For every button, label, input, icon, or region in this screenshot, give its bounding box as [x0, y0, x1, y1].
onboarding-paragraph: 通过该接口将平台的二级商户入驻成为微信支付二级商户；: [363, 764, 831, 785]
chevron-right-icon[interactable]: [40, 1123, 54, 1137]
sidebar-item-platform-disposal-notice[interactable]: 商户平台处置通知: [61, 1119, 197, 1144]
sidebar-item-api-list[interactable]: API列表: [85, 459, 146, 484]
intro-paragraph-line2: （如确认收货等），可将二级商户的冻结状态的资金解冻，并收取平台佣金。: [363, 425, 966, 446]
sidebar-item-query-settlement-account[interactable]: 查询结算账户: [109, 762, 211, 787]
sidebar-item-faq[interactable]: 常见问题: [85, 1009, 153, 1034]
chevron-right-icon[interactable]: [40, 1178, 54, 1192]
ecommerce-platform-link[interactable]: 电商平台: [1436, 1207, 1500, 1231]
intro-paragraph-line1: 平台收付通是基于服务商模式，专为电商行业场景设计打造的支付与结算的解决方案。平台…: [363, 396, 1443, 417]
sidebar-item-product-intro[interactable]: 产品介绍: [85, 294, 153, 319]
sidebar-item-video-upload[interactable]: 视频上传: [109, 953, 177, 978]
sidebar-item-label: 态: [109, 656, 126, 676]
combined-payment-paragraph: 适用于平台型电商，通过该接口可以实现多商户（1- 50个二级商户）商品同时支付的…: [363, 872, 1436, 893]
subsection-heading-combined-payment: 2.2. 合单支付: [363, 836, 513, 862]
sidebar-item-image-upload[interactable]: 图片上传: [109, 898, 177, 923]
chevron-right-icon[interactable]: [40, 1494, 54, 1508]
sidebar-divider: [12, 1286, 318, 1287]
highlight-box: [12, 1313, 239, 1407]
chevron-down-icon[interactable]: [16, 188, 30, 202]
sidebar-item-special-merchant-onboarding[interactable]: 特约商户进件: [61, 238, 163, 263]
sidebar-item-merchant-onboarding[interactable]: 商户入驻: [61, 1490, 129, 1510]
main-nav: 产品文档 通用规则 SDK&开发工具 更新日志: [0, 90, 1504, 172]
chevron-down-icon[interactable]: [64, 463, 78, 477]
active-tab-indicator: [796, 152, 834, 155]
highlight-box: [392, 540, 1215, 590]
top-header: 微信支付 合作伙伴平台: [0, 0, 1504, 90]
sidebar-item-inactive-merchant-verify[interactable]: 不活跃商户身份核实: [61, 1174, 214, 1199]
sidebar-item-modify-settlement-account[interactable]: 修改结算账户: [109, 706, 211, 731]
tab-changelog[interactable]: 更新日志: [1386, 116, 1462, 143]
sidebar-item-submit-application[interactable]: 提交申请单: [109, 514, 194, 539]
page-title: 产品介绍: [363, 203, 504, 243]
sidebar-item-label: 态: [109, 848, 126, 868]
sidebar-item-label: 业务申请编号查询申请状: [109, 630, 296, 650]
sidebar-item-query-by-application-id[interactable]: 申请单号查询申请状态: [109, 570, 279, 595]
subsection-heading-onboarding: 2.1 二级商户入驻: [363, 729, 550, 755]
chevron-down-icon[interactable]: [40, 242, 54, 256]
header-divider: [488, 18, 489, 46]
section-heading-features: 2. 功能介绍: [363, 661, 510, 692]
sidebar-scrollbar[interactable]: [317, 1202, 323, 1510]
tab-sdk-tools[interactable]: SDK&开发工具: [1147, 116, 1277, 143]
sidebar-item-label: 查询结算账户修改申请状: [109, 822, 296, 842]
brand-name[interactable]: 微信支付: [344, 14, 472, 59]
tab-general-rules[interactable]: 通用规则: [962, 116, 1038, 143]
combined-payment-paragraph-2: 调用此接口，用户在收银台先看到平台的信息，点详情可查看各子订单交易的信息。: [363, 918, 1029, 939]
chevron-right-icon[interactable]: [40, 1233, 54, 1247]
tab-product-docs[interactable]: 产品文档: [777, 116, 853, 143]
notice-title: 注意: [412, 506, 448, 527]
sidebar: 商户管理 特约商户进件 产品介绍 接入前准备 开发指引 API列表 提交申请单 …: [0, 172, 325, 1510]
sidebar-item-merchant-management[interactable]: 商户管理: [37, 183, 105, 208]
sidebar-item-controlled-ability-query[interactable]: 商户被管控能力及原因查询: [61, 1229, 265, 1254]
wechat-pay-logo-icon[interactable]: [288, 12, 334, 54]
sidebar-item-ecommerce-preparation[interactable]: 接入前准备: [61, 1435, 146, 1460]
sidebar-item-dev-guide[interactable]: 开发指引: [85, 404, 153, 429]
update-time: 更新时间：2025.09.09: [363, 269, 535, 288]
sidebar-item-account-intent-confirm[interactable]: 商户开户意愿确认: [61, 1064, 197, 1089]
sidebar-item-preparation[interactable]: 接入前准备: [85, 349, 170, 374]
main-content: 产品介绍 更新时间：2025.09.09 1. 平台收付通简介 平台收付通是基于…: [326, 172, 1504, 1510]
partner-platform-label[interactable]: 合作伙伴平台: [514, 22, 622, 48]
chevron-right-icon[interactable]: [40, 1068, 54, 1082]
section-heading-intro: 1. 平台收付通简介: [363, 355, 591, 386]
++++++
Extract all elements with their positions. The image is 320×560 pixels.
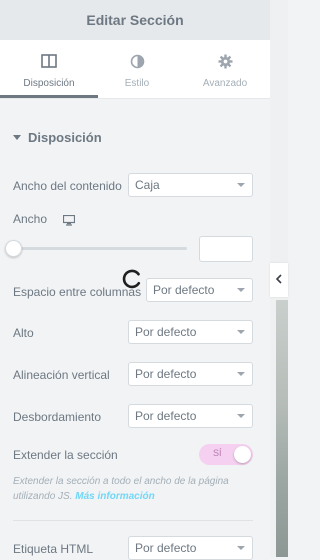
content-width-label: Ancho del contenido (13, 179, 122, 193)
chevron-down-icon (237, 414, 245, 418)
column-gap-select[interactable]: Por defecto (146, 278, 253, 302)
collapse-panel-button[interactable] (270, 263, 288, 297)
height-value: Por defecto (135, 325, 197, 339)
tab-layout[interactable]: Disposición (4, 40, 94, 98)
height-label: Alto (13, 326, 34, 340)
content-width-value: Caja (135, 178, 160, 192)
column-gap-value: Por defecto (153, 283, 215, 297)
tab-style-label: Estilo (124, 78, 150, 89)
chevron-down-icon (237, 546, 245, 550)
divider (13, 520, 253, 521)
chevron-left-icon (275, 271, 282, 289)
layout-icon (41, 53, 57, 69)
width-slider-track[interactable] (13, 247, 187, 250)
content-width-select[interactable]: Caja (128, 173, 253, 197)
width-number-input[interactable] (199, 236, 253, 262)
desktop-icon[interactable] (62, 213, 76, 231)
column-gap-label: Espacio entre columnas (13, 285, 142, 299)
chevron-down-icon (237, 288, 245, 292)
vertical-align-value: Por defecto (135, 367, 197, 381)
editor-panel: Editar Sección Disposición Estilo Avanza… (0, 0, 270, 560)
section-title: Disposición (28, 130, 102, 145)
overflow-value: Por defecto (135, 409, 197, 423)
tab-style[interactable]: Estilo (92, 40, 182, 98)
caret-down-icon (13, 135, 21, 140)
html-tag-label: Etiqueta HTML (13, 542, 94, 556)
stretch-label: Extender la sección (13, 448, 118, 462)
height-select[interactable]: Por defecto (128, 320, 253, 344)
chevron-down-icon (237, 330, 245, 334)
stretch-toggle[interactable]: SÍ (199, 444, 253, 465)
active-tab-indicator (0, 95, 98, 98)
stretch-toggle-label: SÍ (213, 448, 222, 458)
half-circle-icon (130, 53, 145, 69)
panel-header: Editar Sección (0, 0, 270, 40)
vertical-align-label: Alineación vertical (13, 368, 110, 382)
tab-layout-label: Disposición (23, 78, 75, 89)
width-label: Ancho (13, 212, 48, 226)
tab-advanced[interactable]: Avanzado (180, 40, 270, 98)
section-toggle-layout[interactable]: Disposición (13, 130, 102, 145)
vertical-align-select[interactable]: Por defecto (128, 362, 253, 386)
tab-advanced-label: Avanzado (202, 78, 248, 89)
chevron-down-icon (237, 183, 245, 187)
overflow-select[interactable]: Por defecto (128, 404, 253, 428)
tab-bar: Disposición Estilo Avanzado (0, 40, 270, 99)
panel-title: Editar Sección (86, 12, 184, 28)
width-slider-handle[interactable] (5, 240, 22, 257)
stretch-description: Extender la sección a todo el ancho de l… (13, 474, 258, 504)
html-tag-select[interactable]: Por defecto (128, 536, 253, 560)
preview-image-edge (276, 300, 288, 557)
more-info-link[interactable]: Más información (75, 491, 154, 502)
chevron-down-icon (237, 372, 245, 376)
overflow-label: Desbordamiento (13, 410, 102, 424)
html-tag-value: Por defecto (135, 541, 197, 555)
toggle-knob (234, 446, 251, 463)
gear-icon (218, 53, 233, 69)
++++++
YOUR INSTRUCTIONS >>
Rewrite the material from the line containing "For every button, label, input, icon, or" up to and including the line containing "1207, 1500, 1231]", changing "chevron-right-icon" to "arrow-right-icon" and leaving everything else unchanged.

EXPECTED ANSWER >>
For every button, label, input, icon, or region in this screenshot, give its bounding box as [x0, y0, x1, y1].
onboarding-paragraph: 通过该接口将平台的二级商户入驻成为微信支付二级商户；: [363, 764, 831, 785]
arrow-right-icon[interactable]: [40, 1123, 54, 1137]
sidebar-item-platform-disposal-notice[interactable]: 商户平台处置通知: [61, 1119, 197, 1144]
sidebar-item-api-list[interactable]: API列表: [85, 459, 146, 484]
intro-paragraph-line2: （如确认收货等），可将二级商户的冻结状态的资金解冻，并收取平台佣金。: [363, 425, 966, 446]
sidebar-item-query-settlement-account[interactable]: 查询结算账户: [109, 762, 211, 787]
sidebar-item-faq[interactable]: 常见问题: [85, 1009, 153, 1034]
arrow-right-icon[interactable]: [40, 1178, 54, 1192]
ecommerce-platform-link[interactable]: 电商平台: [1436, 1207, 1500, 1231]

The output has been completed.